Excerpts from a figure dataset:
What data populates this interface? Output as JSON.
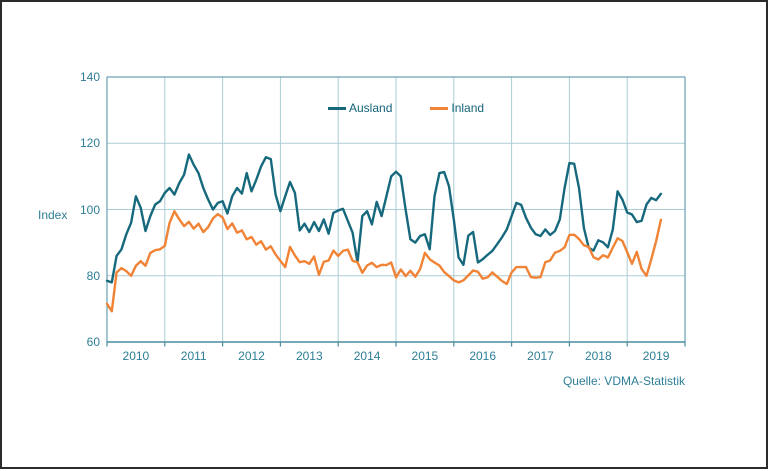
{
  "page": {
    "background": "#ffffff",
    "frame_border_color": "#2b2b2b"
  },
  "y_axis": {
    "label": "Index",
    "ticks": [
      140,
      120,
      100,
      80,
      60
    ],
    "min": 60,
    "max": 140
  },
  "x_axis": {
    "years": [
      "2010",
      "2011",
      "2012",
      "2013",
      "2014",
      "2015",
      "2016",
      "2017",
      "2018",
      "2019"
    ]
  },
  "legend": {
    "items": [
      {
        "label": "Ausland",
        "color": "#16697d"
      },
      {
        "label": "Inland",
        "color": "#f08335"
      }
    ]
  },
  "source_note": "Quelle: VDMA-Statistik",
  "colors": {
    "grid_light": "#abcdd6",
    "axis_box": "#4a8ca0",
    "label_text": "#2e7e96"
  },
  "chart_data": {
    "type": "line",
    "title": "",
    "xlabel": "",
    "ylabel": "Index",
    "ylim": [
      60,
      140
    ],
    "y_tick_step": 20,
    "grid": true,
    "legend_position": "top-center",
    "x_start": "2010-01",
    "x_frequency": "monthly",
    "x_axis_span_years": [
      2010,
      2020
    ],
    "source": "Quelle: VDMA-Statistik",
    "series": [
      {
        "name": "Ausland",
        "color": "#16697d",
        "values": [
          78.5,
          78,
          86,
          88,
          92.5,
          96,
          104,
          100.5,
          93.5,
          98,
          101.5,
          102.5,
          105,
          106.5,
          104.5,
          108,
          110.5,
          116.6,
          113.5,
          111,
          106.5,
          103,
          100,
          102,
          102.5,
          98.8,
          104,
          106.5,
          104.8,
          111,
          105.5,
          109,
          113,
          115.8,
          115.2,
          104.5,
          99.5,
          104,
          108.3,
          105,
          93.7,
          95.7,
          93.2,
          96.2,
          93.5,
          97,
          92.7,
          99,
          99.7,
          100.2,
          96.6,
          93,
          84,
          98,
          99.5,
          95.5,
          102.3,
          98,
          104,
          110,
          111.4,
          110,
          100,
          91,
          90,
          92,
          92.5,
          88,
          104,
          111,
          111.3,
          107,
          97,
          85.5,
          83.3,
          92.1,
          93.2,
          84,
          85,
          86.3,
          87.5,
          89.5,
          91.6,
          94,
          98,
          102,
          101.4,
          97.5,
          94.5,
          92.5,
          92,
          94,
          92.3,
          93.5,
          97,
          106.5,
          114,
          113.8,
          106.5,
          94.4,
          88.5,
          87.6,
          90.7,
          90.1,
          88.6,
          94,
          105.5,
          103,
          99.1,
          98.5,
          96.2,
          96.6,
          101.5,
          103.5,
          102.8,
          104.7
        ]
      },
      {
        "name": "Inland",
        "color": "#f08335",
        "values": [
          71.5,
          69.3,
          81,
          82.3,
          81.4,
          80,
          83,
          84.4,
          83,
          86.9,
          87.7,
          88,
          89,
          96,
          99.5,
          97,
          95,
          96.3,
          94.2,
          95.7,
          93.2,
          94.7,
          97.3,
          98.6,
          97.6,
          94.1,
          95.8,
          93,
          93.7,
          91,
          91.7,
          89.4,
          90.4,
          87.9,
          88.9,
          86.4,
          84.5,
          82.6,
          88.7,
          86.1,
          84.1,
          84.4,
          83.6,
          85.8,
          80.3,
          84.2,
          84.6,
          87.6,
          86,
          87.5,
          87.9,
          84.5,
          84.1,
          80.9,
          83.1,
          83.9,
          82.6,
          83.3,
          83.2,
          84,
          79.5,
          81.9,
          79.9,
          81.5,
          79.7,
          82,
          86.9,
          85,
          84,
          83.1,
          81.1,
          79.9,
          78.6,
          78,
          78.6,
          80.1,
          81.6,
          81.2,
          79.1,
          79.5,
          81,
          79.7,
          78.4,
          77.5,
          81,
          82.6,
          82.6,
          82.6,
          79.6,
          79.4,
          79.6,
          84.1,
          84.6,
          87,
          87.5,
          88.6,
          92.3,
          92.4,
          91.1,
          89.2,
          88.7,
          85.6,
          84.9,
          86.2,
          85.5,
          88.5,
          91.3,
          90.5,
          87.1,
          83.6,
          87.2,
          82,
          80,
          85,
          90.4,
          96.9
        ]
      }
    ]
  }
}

GIVEN PROBLEM: Using the data above, write out every line exactly, leaving the images behind.

ANSWER TO THIS PROBLEM:
What data populates this interface? Output as JSON.
{
  "page": {
    "background": "#ffffff",
    "frame_border_color": "#2b2b2b"
  },
  "y_axis": {
    "label": "Index",
    "ticks": [
      140,
      120,
      100,
      80,
      60
    ],
    "min": 60,
    "max": 140
  },
  "x_axis": {
    "years": [
      "2010",
      "2011",
      "2012",
      "2013",
      "2014",
      "2015",
      "2016",
      "2017",
      "2018",
      "2019"
    ]
  },
  "legend": {
    "items": [
      {
        "label": "Ausland",
        "color": "#16697d"
      },
      {
        "label": "Inland",
        "color": "#f08335"
      }
    ]
  },
  "source_note": "Quelle: VDMA-Statistik",
  "colors": {
    "grid_light": "#abcdd6",
    "axis_box": "#4a8ca0",
    "label_text": "#2e7e96"
  },
  "chart_data": {
    "type": "line",
    "title": "",
    "xlabel": "",
    "ylabel": "Index",
    "ylim": [
      60,
      140
    ],
    "y_tick_step": 20,
    "grid": true,
    "legend_position": "top-center",
    "x_start": "2010-01",
    "x_frequency": "monthly",
    "x_axis_span_years": [
      2010,
      2020
    ],
    "source": "Quelle: VDMA-Statistik",
    "series": [
      {
        "name": "Ausland",
        "color": "#16697d",
        "values": [
          78.5,
          78,
          86,
          88,
          92.5,
          96,
          104,
          100.5,
          93.5,
          98,
          101.5,
          102.5,
          105,
          106.5,
          104.5,
          108,
          110.5,
          116.6,
          113.5,
          111,
          106.5,
          103,
          100,
          102,
          102.5,
          98.8,
          104,
          106.5,
          104.8,
          111,
          105.5,
          109,
          113,
          115.8,
          115.2,
          104.5,
          99.5,
          104,
          108.3,
          105,
          93.7,
          95.7,
          93.2,
          96.2,
          93.5,
          97,
          92.7,
          99,
          99.7,
          100.2,
          96.6,
          93,
          84,
          98,
          99.5,
          95.5,
          102.3,
          98,
          104,
          110,
          111.4,
          110,
          100,
          91,
          90,
          92,
          92.5,
          88,
          104,
          111,
          111.3,
          107,
          97,
          85.5,
          83.3,
          92.1,
          93.2,
          84,
          85,
          86.3,
          87.5,
          89.5,
          91.6,
          94,
          98,
          102,
          101.4,
          97.5,
          94.5,
          92.5,
          92,
          94,
          92.3,
          93.5,
          97,
          106.5,
          114,
          113.8,
          106.5,
          94.4,
          88.5,
          87.6,
          90.7,
          90.1,
          88.6,
          94,
          105.5,
          103,
          99.1,
          98.5,
          96.2,
          96.6,
          101.5,
          103.5,
          102.8,
          104.7
        ]
      },
      {
        "name": "Inland",
        "color": "#f08335",
        "values": [
          71.5,
          69.3,
          81,
          82.3,
          81.4,
          80,
          83,
          84.4,
          83,
          86.9,
          87.7,
          88,
          89,
          96,
          99.5,
          97,
          95,
          96.3,
          94.2,
          95.7,
          93.2,
          94.7,
          97.3,
          98.6,
          97.6,
          94.1,
          95.8,
          93,
          93.7,
          91,
          91.7,
          89.4,
          90.4,
          87.9,
          88.9,
          86.4,
          84.5,
          82.6,
          88.7,
          86.1,
          84.1,
          84.4,
          83.6,
          85.8,
          80.3,
          84.2,
          84.6,
          87.6,
          86,
          87.5,
          87.9,
          84.5,
          84.1,
          80.9,
          83.1,
          83.9,
          82.6,
          83.3,
          83.2,
          84,
          79.5,
          81.9,
          79.9,
          81.5,
          79.7,
          82,
          86.9,
          85,
          84,
          83.1,
          81.1,
          79.9,
          78.6,
          78,
          78.6,
          80.1,
          81.6,
          81.2,
          79.1,
          79.5,
          81,
          79.7,
          78.4,
          77.5,
          81,
          82.6,
          82.6,
          82.6,
          79.6,
          79.4,
          79.6,
          84.1,
          84.6,
          87,
          87.5,
          88.6,
          92.3,
          92.4,
          91.1,
          89.2,
          88.7,
          85.6,
          84.9,
          86.2,
          85.5,
          88.5,
          91.3,
          90.5,
          87.1,
          83.6,
          87.2,
          82,
          80,
          85,
          90.4,
          96.9
        ]
      }
    ]
  }
}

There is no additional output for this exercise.